*Record excerpts*:

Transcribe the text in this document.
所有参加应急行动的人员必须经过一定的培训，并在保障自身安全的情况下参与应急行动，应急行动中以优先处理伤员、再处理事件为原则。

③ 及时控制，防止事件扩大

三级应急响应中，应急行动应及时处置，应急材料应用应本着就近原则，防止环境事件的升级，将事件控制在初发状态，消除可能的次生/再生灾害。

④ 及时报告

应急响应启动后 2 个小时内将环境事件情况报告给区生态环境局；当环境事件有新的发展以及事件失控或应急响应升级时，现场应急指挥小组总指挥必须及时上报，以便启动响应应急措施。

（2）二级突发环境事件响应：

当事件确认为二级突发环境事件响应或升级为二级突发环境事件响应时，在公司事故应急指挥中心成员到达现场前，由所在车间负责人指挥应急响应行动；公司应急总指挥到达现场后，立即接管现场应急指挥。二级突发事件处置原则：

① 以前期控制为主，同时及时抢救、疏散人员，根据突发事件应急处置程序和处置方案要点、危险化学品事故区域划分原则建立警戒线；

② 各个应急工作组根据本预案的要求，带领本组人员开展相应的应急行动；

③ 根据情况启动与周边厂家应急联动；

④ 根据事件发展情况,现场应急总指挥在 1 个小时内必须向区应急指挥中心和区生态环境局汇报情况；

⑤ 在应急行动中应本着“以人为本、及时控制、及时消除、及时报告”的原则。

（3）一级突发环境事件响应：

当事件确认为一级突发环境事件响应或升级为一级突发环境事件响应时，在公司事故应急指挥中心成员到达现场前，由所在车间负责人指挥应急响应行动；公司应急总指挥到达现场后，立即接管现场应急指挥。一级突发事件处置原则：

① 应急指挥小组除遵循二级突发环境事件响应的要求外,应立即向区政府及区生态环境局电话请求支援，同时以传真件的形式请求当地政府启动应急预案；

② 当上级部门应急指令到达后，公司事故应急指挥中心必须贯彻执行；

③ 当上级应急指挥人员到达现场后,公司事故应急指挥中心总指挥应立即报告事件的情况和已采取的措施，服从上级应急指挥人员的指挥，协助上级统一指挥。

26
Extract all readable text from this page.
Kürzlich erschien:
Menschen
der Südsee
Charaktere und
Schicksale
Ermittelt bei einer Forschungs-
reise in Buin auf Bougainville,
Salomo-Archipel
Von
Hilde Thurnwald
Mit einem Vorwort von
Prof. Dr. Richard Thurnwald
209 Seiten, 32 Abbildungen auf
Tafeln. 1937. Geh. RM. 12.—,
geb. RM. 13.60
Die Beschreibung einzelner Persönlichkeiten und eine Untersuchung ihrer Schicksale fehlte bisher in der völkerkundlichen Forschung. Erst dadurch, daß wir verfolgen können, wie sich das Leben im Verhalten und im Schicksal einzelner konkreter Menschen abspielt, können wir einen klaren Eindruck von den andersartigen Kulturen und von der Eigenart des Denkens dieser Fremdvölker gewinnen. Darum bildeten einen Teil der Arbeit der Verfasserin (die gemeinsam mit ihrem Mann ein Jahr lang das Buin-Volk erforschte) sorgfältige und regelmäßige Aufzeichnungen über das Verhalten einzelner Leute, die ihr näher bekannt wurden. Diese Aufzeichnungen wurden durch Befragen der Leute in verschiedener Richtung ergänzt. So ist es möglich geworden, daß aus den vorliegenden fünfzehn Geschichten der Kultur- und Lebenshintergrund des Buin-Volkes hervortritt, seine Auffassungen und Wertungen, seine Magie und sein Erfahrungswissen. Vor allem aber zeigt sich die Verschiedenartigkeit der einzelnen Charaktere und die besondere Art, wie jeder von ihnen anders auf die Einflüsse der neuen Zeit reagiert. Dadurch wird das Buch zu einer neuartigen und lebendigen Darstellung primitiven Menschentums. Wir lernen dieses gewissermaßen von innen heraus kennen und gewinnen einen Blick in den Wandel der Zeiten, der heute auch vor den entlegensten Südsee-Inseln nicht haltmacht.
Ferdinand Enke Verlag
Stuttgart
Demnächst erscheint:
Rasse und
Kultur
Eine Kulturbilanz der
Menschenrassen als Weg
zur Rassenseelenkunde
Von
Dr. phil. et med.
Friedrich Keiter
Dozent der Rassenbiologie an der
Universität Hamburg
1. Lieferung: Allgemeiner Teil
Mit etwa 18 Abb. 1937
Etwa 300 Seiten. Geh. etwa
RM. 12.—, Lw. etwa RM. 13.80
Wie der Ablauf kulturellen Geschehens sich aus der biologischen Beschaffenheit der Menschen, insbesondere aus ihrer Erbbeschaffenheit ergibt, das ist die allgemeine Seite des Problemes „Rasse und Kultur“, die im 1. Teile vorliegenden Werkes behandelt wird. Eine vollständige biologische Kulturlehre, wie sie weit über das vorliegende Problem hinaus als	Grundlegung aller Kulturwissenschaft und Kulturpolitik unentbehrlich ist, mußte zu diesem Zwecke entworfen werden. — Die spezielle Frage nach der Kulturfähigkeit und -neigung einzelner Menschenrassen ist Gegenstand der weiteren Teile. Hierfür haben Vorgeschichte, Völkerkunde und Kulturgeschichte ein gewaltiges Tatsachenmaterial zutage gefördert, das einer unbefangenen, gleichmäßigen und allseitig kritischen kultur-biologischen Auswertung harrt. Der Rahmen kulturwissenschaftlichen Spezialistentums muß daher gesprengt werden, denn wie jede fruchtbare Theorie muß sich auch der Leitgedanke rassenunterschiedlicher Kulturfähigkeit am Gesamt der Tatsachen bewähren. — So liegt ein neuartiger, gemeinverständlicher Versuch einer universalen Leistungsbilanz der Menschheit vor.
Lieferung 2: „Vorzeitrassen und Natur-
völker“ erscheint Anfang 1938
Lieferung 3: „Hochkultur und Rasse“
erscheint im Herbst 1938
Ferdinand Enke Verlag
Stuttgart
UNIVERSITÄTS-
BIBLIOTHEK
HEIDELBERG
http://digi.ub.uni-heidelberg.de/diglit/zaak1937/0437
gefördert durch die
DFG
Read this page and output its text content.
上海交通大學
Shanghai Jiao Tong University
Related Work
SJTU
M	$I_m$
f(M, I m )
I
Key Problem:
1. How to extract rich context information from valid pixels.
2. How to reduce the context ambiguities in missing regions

*Challenge*: Please quote exactly the lines from the one containing "Read this page and output its text content." through the last line of the records above, both included, and nothing else.

*Task response*:
Read this page and output its text content.
上海交通大學
Shanghai Jiao Tong University
Related Work
SJTU
M	$I_m$
f(M, I m )
I
Key Problem:
1. How to extract rich context information from valid pixels.
2. How to reduce the context ambiguities in missing regions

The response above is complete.